GOAL
Track down the lines that contain "Appearance" and copy them.
----
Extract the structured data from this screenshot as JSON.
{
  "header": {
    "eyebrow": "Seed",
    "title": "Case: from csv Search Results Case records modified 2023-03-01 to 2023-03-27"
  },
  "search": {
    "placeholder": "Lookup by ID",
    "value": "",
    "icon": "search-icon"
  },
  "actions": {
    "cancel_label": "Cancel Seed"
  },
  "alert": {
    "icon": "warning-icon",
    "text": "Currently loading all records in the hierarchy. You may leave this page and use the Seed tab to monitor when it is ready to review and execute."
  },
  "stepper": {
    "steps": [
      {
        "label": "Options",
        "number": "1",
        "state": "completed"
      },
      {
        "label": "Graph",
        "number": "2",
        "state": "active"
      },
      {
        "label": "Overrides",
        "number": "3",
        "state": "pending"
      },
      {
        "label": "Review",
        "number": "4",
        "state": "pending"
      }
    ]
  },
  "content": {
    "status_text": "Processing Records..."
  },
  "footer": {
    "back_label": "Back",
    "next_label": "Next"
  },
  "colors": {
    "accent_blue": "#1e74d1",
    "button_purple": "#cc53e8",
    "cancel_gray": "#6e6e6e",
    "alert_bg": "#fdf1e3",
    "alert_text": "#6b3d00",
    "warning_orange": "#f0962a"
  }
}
----
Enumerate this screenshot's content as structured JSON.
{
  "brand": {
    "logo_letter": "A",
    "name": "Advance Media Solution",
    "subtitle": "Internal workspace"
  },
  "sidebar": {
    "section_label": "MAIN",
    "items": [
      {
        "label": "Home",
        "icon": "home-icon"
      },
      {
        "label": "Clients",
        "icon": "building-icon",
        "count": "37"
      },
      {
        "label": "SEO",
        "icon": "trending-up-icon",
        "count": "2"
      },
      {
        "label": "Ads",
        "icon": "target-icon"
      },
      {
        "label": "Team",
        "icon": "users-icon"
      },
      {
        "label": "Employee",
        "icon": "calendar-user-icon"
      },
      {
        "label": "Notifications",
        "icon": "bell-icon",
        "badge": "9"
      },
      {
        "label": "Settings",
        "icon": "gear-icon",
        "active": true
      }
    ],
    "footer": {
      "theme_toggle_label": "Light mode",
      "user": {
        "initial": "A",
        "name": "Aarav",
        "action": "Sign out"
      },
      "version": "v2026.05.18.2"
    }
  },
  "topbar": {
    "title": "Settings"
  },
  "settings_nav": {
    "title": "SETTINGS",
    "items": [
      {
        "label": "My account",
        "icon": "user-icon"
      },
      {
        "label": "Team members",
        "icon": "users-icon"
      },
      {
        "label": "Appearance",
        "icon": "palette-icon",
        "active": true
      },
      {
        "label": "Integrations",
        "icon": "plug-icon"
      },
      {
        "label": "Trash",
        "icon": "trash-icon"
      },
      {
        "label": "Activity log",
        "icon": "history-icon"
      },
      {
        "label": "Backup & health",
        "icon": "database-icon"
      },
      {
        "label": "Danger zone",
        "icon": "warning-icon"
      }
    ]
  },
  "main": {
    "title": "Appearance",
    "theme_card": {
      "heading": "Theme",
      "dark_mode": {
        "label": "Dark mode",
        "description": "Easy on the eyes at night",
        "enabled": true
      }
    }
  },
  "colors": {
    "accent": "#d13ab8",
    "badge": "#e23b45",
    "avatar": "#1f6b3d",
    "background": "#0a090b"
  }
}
----
WRITTEN RESPONSE
        "label": "Appearance",
    "title": "Appearance",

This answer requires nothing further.